[Materials provided]:
— Begin —

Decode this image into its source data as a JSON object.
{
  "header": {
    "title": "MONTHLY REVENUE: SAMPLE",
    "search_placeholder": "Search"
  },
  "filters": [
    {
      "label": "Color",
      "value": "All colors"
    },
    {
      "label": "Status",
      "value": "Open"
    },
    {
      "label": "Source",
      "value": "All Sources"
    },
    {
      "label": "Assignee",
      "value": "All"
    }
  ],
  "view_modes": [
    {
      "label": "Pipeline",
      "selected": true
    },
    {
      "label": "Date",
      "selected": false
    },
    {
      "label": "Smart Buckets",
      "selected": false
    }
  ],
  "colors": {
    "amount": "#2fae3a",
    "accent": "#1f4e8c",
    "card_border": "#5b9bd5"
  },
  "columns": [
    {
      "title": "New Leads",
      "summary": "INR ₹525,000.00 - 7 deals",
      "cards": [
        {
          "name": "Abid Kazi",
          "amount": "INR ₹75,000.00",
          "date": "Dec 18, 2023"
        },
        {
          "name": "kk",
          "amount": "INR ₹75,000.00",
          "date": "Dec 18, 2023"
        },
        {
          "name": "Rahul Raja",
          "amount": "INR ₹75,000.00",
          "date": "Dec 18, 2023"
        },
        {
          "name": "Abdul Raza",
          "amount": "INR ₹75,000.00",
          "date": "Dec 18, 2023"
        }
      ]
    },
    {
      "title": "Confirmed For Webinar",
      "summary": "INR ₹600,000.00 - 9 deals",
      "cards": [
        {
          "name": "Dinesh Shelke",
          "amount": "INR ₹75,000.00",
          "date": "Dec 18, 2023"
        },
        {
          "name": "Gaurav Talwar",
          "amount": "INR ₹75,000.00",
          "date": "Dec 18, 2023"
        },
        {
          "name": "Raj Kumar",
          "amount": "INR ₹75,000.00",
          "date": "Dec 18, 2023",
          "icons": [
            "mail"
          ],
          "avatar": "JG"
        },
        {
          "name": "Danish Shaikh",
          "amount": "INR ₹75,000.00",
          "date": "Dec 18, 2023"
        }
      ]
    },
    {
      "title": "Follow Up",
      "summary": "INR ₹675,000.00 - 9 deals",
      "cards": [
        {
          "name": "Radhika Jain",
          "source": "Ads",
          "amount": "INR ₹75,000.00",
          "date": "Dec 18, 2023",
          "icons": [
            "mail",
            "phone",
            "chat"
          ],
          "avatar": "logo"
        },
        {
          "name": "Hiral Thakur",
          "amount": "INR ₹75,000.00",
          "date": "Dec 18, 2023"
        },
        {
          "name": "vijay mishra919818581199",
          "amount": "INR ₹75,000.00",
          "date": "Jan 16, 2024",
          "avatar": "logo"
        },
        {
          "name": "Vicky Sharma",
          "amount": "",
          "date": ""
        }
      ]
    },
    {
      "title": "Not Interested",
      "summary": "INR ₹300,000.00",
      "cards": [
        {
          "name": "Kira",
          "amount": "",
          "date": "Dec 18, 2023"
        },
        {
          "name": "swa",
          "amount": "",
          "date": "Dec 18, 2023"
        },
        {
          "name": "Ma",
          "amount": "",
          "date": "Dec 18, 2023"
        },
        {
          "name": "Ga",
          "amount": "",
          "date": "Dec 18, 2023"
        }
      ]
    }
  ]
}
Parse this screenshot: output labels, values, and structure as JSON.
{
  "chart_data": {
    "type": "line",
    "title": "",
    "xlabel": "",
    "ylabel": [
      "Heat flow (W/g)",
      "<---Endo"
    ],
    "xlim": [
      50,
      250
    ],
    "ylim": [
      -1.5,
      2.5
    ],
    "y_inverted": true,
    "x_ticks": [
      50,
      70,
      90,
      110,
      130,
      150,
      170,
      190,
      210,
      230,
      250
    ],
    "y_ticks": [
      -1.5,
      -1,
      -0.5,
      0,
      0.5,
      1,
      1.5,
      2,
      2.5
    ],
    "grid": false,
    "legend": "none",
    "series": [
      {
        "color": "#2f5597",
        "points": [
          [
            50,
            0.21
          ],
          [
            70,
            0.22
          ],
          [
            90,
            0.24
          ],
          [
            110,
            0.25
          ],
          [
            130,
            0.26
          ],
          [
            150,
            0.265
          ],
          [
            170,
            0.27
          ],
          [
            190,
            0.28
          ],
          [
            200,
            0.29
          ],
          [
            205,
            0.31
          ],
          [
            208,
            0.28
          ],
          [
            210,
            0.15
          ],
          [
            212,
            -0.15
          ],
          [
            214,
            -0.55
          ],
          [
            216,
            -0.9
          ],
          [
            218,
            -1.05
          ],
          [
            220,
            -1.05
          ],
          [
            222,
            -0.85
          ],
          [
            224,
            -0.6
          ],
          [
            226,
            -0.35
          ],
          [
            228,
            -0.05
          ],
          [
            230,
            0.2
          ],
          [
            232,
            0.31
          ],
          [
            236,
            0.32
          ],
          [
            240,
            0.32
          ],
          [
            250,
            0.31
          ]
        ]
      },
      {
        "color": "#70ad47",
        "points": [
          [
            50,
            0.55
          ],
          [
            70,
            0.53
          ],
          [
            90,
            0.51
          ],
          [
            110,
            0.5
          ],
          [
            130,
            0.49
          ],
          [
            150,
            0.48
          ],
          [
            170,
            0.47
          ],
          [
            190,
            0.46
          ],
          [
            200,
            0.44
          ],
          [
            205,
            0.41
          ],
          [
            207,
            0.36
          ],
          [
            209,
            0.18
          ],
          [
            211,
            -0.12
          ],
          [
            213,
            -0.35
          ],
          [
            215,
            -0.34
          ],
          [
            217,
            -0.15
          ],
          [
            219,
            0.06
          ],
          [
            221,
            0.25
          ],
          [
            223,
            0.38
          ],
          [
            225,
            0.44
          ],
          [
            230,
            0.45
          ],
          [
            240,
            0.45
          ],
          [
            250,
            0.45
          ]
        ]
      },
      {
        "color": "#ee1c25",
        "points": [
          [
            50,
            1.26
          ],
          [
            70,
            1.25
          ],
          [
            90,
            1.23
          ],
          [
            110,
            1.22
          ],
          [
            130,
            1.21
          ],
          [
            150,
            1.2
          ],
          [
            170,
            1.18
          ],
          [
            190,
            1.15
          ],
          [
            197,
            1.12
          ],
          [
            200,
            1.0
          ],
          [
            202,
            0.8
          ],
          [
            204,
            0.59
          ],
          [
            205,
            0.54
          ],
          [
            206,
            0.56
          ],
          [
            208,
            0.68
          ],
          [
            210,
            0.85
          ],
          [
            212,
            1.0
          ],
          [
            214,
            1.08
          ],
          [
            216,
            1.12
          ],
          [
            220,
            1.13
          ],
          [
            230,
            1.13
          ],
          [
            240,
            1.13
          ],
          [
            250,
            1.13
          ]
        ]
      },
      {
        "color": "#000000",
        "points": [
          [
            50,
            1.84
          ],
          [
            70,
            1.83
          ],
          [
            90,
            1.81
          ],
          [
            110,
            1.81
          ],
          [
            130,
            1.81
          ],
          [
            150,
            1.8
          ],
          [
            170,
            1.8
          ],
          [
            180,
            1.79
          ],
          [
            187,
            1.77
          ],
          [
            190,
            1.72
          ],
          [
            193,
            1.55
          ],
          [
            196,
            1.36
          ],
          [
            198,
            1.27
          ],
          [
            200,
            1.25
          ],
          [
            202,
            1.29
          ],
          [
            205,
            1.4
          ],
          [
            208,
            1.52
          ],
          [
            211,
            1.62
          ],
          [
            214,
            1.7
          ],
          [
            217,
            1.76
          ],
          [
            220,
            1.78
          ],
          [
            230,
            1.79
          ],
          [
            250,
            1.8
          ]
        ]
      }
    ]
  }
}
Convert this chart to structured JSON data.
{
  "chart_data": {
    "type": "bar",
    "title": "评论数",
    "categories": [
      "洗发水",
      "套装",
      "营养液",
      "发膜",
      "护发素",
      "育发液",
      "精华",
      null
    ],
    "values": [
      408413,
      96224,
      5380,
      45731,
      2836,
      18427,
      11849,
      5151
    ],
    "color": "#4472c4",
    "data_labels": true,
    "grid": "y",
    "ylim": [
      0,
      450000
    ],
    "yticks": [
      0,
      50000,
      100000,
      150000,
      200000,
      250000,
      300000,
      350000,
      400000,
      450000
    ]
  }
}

— End —

Look above for the line containing "Convert this chart to structured JSON data.", then transcribe it and all lines after it through the last, exactly and with nothing else.

Convert this chart to structured JSON data.
{
  "chart_data": {
    "type": "bar",
    "title": "评论数",
    "categories": [
      "洗发水",
      "套装",
      "营养液",
      "发膜",
      "护发素",
      "育发液",
      "精华",
      null
    ],
    "values": [
      408413,
      96224,
      5380,
      45731,
      2836,
      18427,
      11849,
      5151
    ],
    "color": "#4472c4",
    "data_labels": true,
    "grid": "y",
    "ylim": [
      0,
      450000
    ],
    "yticks": [
      0,
      50000,
      100000,
      150000,
      200000,
      250000,
      300000,
      350000,
      400000,
      450000
    ]
  }
}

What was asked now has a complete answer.